*TASK BRIEF*
Will you give the material below again, every line exactly as it is?

==*==

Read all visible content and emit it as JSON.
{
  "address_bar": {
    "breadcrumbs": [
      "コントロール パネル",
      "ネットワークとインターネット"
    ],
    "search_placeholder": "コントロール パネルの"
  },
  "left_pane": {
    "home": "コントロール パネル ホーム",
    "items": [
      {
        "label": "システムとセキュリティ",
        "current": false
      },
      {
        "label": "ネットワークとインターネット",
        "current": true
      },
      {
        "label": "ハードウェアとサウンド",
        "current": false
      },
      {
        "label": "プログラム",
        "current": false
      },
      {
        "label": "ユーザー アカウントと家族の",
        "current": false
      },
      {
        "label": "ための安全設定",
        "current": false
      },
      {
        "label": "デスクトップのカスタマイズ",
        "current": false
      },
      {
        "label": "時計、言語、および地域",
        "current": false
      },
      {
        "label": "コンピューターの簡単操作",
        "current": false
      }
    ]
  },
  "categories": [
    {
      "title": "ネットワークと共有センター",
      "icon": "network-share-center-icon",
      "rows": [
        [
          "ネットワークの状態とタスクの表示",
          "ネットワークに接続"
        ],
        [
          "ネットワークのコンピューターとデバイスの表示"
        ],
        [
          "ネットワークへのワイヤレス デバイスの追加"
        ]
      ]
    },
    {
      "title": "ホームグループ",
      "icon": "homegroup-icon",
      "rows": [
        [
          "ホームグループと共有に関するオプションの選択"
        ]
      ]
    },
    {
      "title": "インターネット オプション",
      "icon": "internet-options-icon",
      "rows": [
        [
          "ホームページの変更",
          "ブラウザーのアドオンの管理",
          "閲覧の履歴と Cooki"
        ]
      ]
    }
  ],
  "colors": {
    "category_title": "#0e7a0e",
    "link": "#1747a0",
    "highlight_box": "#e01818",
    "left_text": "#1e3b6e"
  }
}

==*==

*TASK SOLUTION*
Read all visible content and emit it as JSON.
{
  "address_bar": {
    "breadcrumbs": [
      "コントロール パネル",
      "ネットワークとインターネット"
    ],
    "search_placeholder": "コントロール パネルの"
  },
  "left_pane": {
    "home": "コントロール パネル ホーム",
    "items": [
      {
        "label": "システムとセキュリティ",
        "current": false
      },
      {
        "label": "ネットワークとインターネット",
        "current": true
      },
      {
        "label": "ハードウェアとサウンド",
        "current": false
      },
      {
        "label": "プログラム",
        "current": false
      },
      {
        "label": "ユーザー アカウントと家族の",
        "current": false
      },
      {
        "label": "ための安全設定",
        "current": false
      },
      {
        "label": "デスクトップのカスタマイズ",
        "current": false
      },
      {
        "label": "時計、言語、および地域",
        "current": false
      },
      {
        "label": "コンピューターの簡単操作",
        "current": false
      }
    ]
  },
  "categories": [
    {
      "title": "ネットワークと共有センター",
      "icon": "network-share-center-icon",
      "rows": [
        [
          "ネットワークの状態とタスクの表示",
          "ネットワークに接続"
        ],
        [
          "ネットワークのコンピューターとデバイスの表示"
        ],
        [
          "ネットワークへのワイヤレス デバイスの追加"
        ]
      ]
    },
    {
      "title": "ホームグループ",
      "icon": "homegroup-icon",
      "rows": [
        [
          "ホームグループと共有に関するオプションの選択"
        ]
      ]
    },
    {
      "title": "インターネット オプション",
      "icon": "internet-options-icon",
      "rows": [
        [
          "ホームページの変更",
          "ブラウザーのアドオンの管理",
          "閲覧の履歴と Cooki"
        ]
      ]
    }
  ],
  "colors": {
    "category_title": "#0e7a0e",
    "link": "#1747a0",
    "highlight_box": "#e01818",
    "left_text": "#1e3b6e"
  }
}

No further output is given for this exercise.